> Exercise directions: Can you turn the lines of the listing running from the one containing "line-series <box>674 460 1106 575</box>" through the one containing "text: (a) Network" into a numbered list, leaving out any blank lines?

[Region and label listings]
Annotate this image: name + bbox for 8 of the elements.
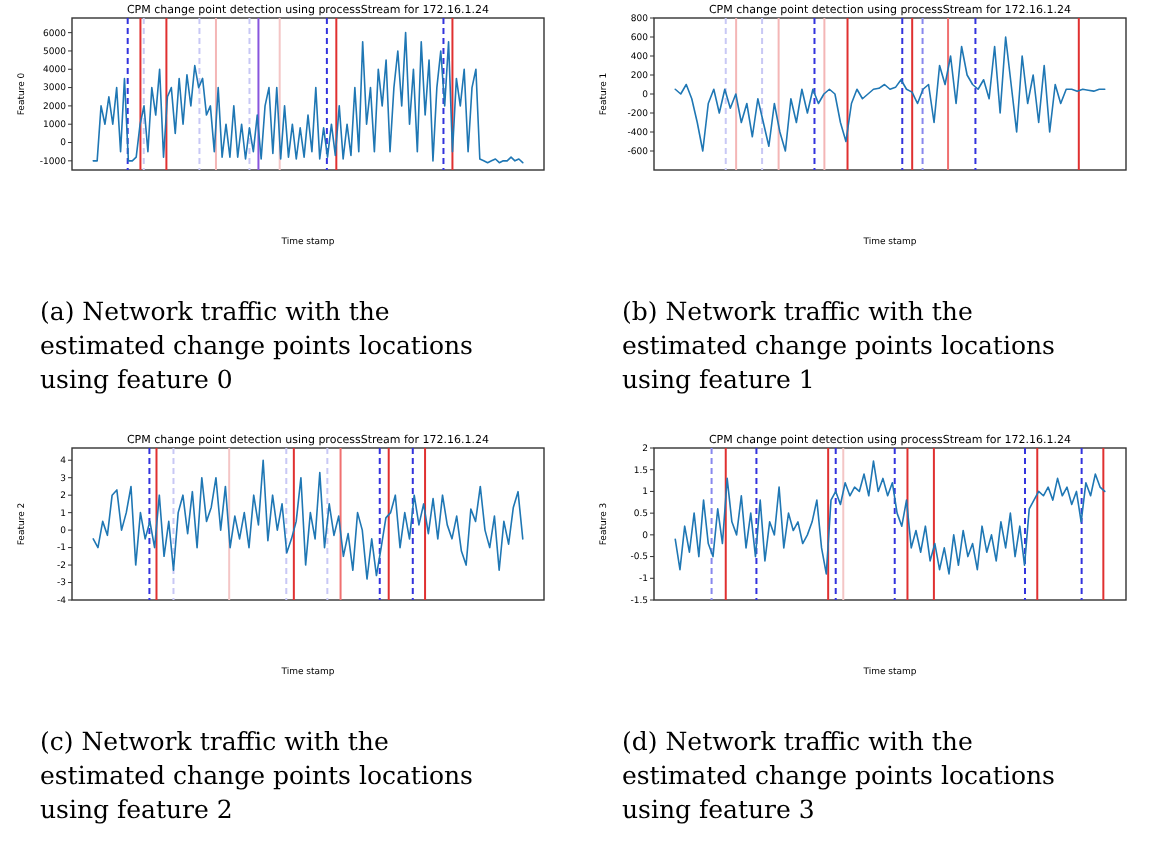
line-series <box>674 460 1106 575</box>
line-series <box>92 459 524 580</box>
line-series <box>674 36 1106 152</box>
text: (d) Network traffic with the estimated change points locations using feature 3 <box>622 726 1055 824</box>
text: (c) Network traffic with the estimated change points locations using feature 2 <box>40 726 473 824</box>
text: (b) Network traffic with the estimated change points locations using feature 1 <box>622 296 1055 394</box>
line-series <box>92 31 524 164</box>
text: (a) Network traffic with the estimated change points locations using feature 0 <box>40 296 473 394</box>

* * *

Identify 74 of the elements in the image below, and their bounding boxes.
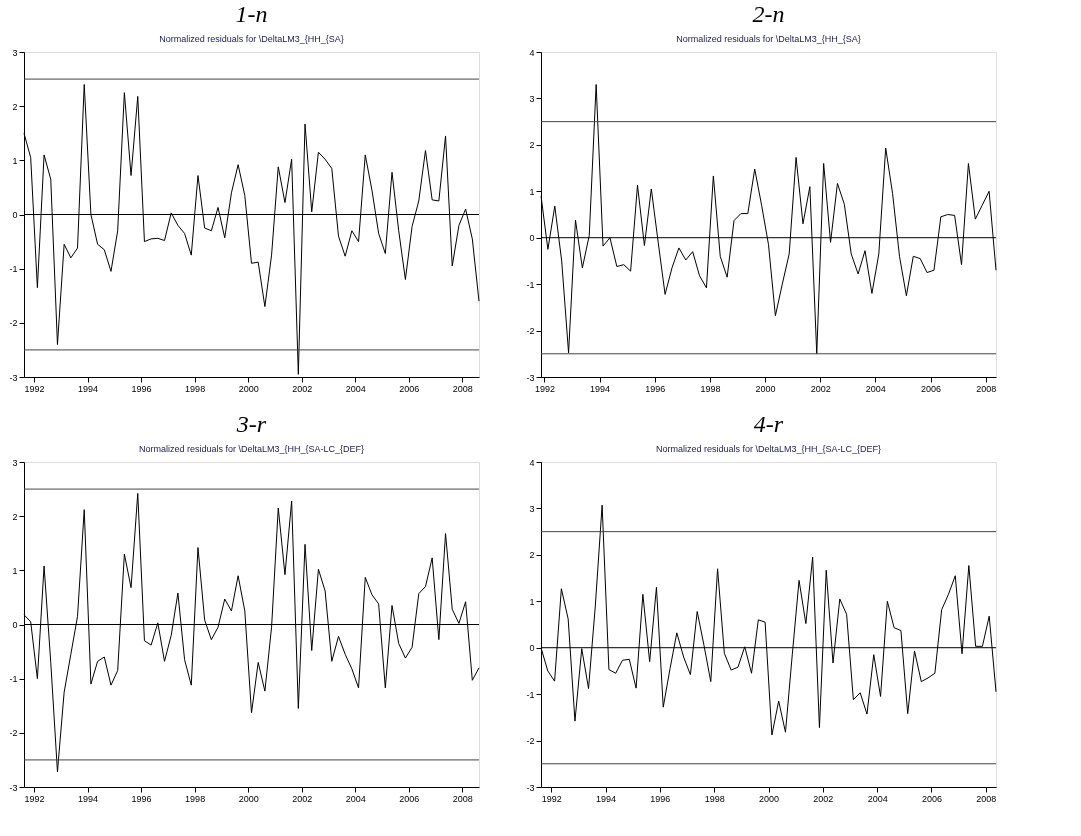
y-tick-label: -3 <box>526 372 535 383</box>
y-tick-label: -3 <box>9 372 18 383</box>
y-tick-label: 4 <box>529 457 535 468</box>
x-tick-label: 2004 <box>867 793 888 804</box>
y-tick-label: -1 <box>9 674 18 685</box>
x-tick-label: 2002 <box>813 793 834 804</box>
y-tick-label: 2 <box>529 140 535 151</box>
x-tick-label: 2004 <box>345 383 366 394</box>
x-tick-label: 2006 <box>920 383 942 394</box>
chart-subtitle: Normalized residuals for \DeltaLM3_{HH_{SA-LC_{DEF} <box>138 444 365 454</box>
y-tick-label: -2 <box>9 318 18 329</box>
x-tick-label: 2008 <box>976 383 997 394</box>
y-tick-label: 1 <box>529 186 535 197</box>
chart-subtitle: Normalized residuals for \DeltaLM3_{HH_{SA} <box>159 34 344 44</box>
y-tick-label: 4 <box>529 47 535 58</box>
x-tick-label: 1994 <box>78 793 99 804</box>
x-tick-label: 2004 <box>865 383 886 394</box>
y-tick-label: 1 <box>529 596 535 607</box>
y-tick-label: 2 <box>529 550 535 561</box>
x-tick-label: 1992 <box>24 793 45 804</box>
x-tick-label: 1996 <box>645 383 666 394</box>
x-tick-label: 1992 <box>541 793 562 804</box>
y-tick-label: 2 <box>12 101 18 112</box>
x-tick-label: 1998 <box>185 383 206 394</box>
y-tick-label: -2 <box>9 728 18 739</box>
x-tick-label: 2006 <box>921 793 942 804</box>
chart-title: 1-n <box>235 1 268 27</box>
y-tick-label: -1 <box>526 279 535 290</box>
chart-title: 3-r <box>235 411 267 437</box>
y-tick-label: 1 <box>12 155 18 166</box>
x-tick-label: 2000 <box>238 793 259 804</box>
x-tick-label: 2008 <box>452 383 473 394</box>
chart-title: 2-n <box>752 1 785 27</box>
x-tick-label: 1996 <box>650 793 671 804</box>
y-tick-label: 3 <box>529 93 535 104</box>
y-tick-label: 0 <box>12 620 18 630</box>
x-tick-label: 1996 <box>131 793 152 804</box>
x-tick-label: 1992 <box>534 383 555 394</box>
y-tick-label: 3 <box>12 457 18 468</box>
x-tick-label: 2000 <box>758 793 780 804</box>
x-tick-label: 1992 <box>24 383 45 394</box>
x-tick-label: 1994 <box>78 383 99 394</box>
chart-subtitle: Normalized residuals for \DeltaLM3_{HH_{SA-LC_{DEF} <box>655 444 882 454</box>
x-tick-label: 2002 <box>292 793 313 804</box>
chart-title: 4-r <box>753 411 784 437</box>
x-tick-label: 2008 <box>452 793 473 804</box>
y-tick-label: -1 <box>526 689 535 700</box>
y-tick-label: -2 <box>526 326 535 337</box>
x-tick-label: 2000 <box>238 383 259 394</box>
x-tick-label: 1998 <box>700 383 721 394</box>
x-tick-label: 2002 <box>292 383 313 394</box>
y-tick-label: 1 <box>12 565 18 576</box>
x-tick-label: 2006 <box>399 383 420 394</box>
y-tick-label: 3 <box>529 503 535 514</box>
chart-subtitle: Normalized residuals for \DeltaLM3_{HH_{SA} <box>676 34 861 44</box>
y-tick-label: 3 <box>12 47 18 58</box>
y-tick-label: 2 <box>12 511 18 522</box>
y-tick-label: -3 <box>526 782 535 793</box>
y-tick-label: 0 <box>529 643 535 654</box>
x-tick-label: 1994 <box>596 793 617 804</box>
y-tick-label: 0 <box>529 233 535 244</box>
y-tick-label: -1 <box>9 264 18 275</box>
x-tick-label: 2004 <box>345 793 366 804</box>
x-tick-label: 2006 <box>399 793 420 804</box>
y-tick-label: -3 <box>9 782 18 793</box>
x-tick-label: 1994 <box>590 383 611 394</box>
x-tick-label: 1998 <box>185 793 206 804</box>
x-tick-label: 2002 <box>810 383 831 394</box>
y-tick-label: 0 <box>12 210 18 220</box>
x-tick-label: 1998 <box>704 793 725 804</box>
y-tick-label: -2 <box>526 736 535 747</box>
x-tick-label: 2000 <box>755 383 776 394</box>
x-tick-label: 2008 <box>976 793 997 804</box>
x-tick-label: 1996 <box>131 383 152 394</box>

> Result:
1. line-series <box>674 460 1106 575</box>
2. line-series <box>92 459 524 580</box>
3. line-series <box>674 36 1106 152</box>
4. text: (d) Network traffic with the estimated change points locations using feature 3 <box>622 726 1055 824</box>
5. text: (c) Network traffic with the estimated change points locations using feature 2 <box>40 726 473 824</box>
6. text: (b) Network traffic with the estimated change points locations using feature 1 <box>622 296 1055 394</box>
7. line-series <box>92 31 524 164</box>
8. text: (a) Network traffic with the estimated change points locations using feature 0 <box>40 296 473 394</box>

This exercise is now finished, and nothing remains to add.